#### [Work instructions]
The exercise asks you to copy every line below in which "jsessionid" appears.
--------
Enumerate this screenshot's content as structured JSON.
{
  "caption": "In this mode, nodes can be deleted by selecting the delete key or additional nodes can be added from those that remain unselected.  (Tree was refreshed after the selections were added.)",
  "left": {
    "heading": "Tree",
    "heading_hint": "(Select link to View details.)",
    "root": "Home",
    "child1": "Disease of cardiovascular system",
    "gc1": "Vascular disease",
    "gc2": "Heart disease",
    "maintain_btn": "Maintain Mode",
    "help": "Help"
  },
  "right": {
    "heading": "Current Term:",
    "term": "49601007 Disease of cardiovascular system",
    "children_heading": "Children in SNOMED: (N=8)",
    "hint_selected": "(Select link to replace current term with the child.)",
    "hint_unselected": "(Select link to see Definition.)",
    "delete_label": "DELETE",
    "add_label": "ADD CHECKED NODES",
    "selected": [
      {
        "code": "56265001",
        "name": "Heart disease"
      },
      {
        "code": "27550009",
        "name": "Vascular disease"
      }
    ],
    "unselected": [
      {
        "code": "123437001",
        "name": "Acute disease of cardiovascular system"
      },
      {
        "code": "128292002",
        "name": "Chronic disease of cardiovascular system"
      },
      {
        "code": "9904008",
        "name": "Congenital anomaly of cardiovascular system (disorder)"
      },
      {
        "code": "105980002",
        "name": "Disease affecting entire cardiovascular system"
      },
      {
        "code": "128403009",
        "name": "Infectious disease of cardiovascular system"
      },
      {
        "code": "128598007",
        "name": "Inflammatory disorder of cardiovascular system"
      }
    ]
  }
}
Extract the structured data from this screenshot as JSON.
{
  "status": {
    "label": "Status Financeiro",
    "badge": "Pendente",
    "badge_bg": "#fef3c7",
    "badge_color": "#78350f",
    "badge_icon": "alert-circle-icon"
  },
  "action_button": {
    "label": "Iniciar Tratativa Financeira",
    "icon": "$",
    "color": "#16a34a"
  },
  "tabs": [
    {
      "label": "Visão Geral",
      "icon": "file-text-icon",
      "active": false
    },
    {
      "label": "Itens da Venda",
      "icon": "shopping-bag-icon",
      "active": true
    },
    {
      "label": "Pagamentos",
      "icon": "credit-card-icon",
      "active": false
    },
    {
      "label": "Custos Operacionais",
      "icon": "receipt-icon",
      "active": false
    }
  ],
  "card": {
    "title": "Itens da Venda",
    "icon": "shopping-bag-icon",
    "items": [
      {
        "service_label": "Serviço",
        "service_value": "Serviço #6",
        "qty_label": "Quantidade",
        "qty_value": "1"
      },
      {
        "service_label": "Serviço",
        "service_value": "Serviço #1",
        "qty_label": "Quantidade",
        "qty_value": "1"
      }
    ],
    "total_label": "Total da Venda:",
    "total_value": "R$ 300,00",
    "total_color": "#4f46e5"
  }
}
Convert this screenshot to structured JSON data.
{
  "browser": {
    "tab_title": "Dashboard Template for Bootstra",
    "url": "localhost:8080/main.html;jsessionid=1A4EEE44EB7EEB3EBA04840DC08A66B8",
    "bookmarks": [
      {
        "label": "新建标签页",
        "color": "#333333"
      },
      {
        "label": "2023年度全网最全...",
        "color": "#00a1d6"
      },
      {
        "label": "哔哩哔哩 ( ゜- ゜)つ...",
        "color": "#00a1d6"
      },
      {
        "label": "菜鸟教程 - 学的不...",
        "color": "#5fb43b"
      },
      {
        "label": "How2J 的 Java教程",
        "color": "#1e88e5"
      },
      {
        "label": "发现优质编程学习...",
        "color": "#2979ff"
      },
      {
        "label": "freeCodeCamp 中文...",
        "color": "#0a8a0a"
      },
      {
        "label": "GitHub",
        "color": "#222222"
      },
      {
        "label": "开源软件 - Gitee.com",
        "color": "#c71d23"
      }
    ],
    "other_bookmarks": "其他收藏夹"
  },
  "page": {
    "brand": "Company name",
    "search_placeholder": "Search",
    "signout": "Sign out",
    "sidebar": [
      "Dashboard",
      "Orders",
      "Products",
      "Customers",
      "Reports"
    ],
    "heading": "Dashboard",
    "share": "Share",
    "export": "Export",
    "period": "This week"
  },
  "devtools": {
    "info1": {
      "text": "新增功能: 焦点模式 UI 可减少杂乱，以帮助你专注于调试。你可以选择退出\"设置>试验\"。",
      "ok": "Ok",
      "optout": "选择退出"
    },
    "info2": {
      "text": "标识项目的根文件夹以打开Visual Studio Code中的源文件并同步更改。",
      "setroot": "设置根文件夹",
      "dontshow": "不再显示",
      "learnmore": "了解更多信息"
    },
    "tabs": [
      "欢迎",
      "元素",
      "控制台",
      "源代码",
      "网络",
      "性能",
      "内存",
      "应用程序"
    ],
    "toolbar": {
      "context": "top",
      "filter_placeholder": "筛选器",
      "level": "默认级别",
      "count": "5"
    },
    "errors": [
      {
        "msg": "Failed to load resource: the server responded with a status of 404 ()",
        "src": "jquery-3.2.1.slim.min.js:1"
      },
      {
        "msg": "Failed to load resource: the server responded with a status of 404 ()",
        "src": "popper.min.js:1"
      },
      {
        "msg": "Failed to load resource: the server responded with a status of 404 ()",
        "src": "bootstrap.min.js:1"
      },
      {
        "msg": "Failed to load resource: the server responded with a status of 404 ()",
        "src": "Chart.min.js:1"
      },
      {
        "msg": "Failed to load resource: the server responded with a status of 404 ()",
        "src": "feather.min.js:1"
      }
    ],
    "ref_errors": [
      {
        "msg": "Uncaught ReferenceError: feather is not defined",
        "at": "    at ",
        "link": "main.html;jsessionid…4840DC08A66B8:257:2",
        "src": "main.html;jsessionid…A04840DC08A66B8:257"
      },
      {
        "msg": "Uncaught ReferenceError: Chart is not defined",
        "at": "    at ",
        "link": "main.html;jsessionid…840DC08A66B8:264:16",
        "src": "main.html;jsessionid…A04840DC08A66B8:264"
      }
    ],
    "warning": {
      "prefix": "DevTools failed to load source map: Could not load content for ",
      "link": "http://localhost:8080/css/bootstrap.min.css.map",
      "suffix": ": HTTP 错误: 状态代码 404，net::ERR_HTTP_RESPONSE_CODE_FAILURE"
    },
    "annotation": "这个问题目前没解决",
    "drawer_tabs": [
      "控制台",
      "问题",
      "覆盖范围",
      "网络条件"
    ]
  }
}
--------
#### [The response]
    "url": "localhost:8080/main.html;jsessionid=1A4EEE44EB7EEB3EBA04840DC08A66B8",
        "link": "main.html;jsessionid…4840DC08A66B8:257:2",
        "src": "main.html;jsessionid…A04840DC08A66B8:257"
        "link": "main.html;jsessionid…840DC08A66B8:264:16",
        "src": "main.html;jsessionid…A04840DC08A66B8:264"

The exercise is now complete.